**課題:**
a: 提示文によると、この研究が対象とした中年期は何歳から何歳までですか。
b: 提示文のうち、「デュアルタスク能力。何歳から落ちますか?」を含む語句で始まり「らかにすることを目的とした。」で終わる部分を、一字も変えずに抜き出してください。

デュアルタスク能力。何歳から落ちますか?
📖 文献情報 と 抄録和訳
スペインの中年成人における二重課題歩行への認知機能の加齢による寄与:集団ベースの研究からの考察
[背景・目的] デュアルタスク歩行パフォーマンスの低下は、65歳以上の成人における転倒や認知機能低下のリスクと関連している。いつ、なぜ二重課題歩行能力が低下し始めるのかは不明である。本研究では、中年期(40~64歳)の年齢、二重課題歩行、認知機能の関係を明らかにすることを目的とした。

**提供データ:**
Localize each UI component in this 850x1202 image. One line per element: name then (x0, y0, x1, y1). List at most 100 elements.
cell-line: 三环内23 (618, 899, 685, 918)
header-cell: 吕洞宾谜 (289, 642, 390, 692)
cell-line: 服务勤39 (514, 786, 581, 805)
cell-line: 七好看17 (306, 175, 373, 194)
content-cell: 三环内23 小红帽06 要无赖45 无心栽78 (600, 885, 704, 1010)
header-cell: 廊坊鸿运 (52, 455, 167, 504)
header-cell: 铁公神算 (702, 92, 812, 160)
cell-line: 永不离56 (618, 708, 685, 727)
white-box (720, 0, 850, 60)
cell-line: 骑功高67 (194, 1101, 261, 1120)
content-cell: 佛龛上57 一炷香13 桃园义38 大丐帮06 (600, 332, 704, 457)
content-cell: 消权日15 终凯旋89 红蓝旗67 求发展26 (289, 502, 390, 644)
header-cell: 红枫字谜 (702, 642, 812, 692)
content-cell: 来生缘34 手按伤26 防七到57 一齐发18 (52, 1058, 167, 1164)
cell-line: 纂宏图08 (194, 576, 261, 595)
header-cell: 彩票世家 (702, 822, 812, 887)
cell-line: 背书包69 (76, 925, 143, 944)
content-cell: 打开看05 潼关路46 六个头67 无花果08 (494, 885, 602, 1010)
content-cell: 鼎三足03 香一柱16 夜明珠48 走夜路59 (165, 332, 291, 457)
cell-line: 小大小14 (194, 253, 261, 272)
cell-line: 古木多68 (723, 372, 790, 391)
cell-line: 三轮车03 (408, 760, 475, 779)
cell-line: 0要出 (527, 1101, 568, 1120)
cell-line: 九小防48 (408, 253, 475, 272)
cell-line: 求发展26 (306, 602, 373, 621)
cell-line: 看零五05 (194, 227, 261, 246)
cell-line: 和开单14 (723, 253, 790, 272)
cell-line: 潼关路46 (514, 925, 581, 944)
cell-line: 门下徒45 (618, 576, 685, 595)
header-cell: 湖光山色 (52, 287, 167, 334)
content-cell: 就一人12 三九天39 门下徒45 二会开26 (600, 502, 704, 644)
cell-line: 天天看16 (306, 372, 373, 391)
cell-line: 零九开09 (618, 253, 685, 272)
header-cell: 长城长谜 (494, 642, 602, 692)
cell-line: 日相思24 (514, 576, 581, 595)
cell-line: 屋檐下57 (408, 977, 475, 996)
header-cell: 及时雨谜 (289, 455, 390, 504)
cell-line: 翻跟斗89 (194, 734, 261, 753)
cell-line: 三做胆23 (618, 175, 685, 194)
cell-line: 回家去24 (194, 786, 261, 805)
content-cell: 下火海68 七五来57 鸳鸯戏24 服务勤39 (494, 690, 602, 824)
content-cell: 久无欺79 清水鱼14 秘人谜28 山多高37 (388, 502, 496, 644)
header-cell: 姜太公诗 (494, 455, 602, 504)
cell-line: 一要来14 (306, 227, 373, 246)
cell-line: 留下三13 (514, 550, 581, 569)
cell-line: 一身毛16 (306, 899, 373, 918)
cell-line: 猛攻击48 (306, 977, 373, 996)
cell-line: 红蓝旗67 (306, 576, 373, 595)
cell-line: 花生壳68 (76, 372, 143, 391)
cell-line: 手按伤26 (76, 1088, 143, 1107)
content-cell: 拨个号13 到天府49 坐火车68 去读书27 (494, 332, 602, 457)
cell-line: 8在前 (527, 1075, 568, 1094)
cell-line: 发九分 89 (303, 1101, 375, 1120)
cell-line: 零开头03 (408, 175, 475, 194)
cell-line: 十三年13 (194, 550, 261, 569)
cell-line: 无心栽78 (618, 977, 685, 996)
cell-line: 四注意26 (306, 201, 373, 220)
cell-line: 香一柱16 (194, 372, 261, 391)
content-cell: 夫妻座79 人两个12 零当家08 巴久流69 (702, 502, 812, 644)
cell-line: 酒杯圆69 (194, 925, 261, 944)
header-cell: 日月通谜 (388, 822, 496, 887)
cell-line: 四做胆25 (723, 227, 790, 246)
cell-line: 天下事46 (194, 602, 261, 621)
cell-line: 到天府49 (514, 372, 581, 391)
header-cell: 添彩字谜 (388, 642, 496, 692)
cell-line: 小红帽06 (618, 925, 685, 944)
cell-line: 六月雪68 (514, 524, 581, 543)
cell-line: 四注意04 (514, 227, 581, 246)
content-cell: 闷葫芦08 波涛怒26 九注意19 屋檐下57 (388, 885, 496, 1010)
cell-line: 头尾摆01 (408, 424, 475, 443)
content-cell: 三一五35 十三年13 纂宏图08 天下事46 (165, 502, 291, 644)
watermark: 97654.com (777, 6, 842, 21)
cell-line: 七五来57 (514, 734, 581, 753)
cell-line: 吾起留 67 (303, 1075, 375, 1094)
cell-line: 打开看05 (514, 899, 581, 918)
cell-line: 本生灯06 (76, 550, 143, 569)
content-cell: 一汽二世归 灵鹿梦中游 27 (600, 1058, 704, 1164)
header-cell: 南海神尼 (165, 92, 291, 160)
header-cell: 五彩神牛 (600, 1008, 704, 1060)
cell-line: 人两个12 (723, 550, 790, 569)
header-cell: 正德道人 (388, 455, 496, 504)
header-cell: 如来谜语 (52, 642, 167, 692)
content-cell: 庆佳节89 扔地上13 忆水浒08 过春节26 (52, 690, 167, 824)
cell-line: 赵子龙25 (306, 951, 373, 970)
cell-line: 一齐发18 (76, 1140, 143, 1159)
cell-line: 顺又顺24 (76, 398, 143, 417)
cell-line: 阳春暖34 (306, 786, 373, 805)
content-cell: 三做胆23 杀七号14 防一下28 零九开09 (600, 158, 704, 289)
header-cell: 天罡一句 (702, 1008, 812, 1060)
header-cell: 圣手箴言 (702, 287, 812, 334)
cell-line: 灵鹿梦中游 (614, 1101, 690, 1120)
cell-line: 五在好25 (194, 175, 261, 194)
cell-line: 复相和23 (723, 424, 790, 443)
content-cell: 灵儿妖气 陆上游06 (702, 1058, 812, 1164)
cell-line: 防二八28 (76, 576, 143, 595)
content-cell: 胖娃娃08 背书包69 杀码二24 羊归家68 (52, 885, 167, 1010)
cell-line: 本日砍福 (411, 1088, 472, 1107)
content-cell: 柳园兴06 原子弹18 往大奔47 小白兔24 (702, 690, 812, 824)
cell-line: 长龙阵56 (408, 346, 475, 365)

**演習の結果:**
a: 40~64歳です。

b:
デュアルタスク能力。何歳から落ちますか?
📖 文献情報 と 抄録和訳
スペインの中年成人における二重課題歩行への認知機能の加齢による寄与:集団ベースの研究からの考察
[背景・目的] デュアルタスク歩行パフォーマンスの低下は、65歳以上の成人における転倒や認知機能低下のリスクと関連している。いつ、なぜ二重課題歩行能力が低下し始めるのかは不明である。本研究では、中年期(40~64歳)の年齢、二重課題歩行、認知機能の関係を明らかにすることを目的とした。